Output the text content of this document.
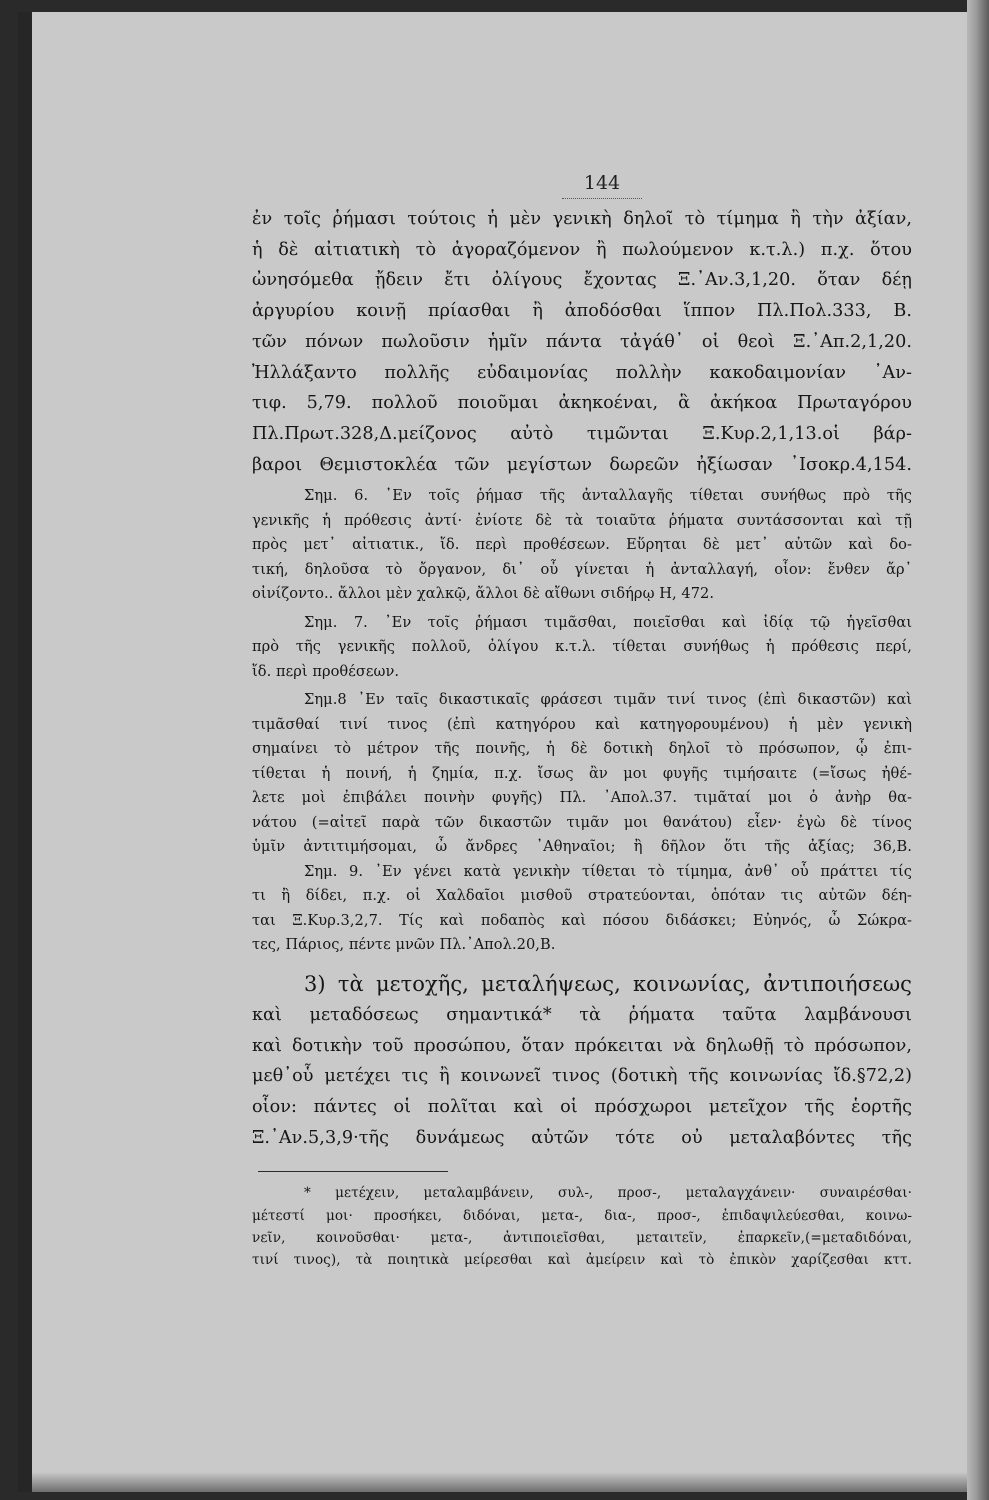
144
ἐν τοῖς ῥήμασι τούτοις ἡ μὲν γενικὴ δηλοῖ τὸ τίμημα ἢ τὴν ἀξίαν,
ἡ δὲ αἰτιατικὴ τὸ ἀγοραζόμενον ἢ πωλούμενον κ.τ.λ.) π.χ. ὅτου
ὠνησόμεθα ᾔδειν ἔτι ὀλίγους ἔχοντας Ξ.᾽Αν.3,1,20. ὅταν δέῃ
ἀργυρίου κοινῇ πρίασθαι ἢ ἀποδόσθαι ἵππον Πλ.Πολ.333, Β.
τῶν πόνων πωλοῦσιν ἡμῖν πάντα τἀγάθ᾽ οἱ θεοὶ Ξ.᾽Απ.2,1,20.
Ἠλλάξαντο πολλῆς εὐδαιμονίας πολλὴν κακοδαιμονίαν ᾽Αν-
τιφ. 5,79. πολλοῦ ποιοῦμαι ἀκηκοέναι, ἃ ἀκήκοα Πρωταγόρου
Πλ.Πρωτ.328,Δ.μείζονος αὐτὸ τιμῶνται Ξ.Κυρ.2,1,13.οἱ βάρ-
βαροι Θεμιστοκλέα τῶν μεγίστων δωρεῶν ἠξίωσαν ᾽Ισοκρ.4,154.
Σημ. 6. ᾽Εν τοῖς ῥήμασ τῆς ἀνταλλαγῆς τίθεται συνήθως πρὸ τῆς
γενικῆς ἡ πρόθεσις ἀντί· ἐνίοτε δὲ τὰ τοιαῦτα ῥήματα συντάσσονται καὶ τῇ
πρὸς μετ᾽ αἰτιατικ., ἴδ. περὶ προθέσεων. Εὕρηται δὲ μετ᾽ αὐτῶν καὶ δο-
τική, δηλοῦσα τὸ ὄργανον, δι᾽ οὗ γίνεται ἡ ἀνταλλαγή, οἷον: ἔνθεν ἄρ᾽
οἰνίζοντο.. ἄλλοι μὲν χαλκῷ, ἄλλοι δὲ αἴθωνι σιδήρῳ Η, 472.
Σημ. 7. ᾽Εν τοῖς ῥήμασι τιμᾶσθαι, ποιεῖσθαι καὶ ἰδίᾳ τῷ ἡγεῖσθαι
πρὸ τῆς γενικῆς πολλοῦ, ὀλίγου κ.τ.λ. τίθεται συνήθως ἡ πρόθεσις περί,
ἴδ. περὶ προθέσεων.
Σημ.8 ᾽Εν ταῖς δικαστικαῖς φράσεσι τιμᾶν τινί τινος (ἐπὶ δικαστῶν) καὶ
τιμᾶσθαί τινί τινος (ἐπὶ κατηγόρου καὶ κατηγορουμένου) ἡ μὲν γενικὴ
σημαίνει τὸ μέτρον τῆς ποινῆς, ἡ δὲ δοτικὴ δηλοῖ τὸ πρόσωπον, ᾧ ἐπι-
τίθεται ἡ ποινή, ἡ ζημία, π.χ. ἴσως ἂν μοι φυγῆς τιμήσαιτε (=ἴσως ἠθέ-
λετε μοὶ ἐπιβάλει ποινὴν φυγῆς) Πλ. ᾽Απολ.37. τιμᾶταί μοι ὁ ἀνὴρ θα-
νάτου (=αἰτεῖ παρὰ τῶν δικαστῶν τιμᾶν μοι θανάτου) εἶεν· ἐγὼ δὲ τίνος
ὑμῖν ἀντιτιμήσομαι, ὦ ἄνδρες ᾽Αθηναῖοι; ἢ δῆλον ὅτι τῆς ἀξίας; 36,Β.
Σημ. 9. ᾽Εν γένει κατὰ γενικὴν τίθεται τὸ τίμημα, ἀνθ᾽ οὗ πράττει τίς
τι ἢ δίδει, π.χ. οἱ Χαλδαῖοι μισθοῦ στρατεύονται, ὁπόταν τις αὐτῶν δέη-
ται Ξ.Κυρ.3,2,7. Τίς καὶ ποδαπὸς καὶ πόσου διδάσκει; Εὐηνός, ὦ Σώκρα-
τες, Πάριος, πέντε μνῶν Πλ.᾽Απολ.20,Β.
3) τὰ μετοχῆς, μεταλήψεως, κοινωνίας, ἀντιποιήσεως
καὶ μεταδόσεως σημαντικά* τὰ ῥήματα ταῦτα λαμβάνουσι
καὶ δοτικὴν τοῦ προσώπου, ὅταν πρόκειται νὰ δηλωθῇ τὸ πρόσωπον,
μεθ᾽οὗ μετέχει τις ἢ κοινωνεῖ τινος (δοτικὴ τῆς κοινωνίας ἴδ.§72,2)
οἷον: πάντες οἱ πολῖται καὶ οἱ πρόσχωροι μετεῖχον τῆς ἑορτῆς
Ξ.᾽Αν.5,3,9·τῆς δυνάμεως αὐτῶν τότε οὐ μεταλαβόντες τῆς
* μετέχειν, μεταλαμβάνειν, συλ-, προσ-, μεταλαγχάνειν· συναιρέσθαι·
μέτεστί μοι· προσήκει, διδόναι, μετα-, δια-, προσ-, ἐπιδαψιλεύεσθαι, κοινω-
νεῖν, κοινοῦσθαι· μετα-, ἀντιποιεῖσθαι, μεταιτεῖν, ἐπαρκεῖν,(=μεταδιδόναι,
τινί τινος), τὰ ποιητικὰ μείρεσθαι καὶ ἀμείρειν καὶ τὸ ἐπικὸν χαρίζεσθαι κττ.
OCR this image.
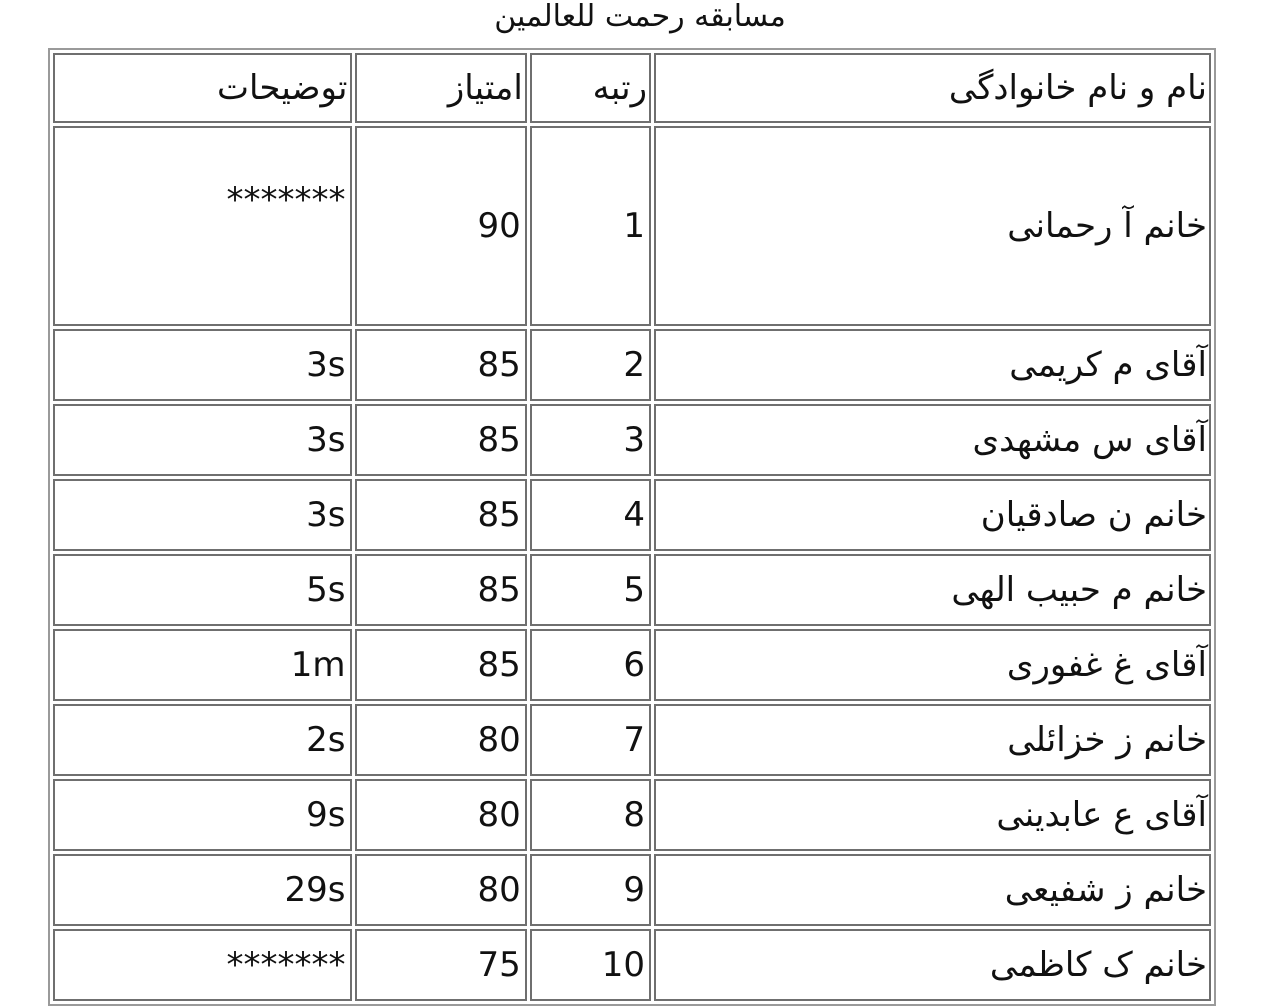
مسابقه رحمت للعالمین
توضیحات	امتیاز	رتبه	نام و نام خانوادگی
*******	90	1	خانم آ رحمانی
3s	85	2	آقای م کریمی
3s	85	3	آقای س مشهدی
3s	85	4	خانم ن صادقیان
5s	85	5	خانم م حبیب الهی
1m	85	6	آقای غ غفوری
2s	80	7	خانم ز خزائلی
9s	80	8	آقای ع عابدینی
29s	80	9	خانم ز شفیعی
*******	75	10	خانم ک کاظمی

» WHAT THIS TASK INVOLVES: Every line holding "τοῖς" should be copied out.

» THE REPLY:
ἐν τοῖς ῥήμασι τούτοις ἡ μὲν γενικὴ δηλοῖ τὸ τίμημα ἢ τὴν ἀξίαν,
Σημ. 6. ᾽Εν τοῖς ῥήμασ τῆς ἀνταλλαγῆς τίθεται συνήθως πρὸ τῆς
Σημ. 7. ᾽Εν τοῖς ῥήμασι τιμᾶσθαι, ποιεῖσθαι καὶ ἰδίᾳ τῷ ἡγεῖσθαι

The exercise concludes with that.